### Problem to solve:
In the records that follow, locate every line with "Obie" and extract it.

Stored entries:
************

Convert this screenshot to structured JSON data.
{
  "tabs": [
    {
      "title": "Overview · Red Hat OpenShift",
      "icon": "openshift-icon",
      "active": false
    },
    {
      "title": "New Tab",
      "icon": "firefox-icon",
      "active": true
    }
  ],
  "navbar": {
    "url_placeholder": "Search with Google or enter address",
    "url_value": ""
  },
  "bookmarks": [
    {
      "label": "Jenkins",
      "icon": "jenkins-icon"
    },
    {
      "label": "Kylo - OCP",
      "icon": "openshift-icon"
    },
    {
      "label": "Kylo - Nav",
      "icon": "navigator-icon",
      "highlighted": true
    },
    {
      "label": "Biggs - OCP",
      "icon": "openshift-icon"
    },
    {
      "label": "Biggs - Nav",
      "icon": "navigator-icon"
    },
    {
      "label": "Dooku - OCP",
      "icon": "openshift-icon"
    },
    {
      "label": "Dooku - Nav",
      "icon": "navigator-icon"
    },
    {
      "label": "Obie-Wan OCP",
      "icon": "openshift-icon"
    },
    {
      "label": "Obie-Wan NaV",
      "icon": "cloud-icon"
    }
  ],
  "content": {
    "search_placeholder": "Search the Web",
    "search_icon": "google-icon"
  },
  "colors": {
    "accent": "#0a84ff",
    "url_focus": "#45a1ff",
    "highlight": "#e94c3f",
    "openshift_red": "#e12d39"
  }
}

************

### Answer to this problem:
      "label": "Obie-Wan OCP",
      "label": "Obie-Wan NaV",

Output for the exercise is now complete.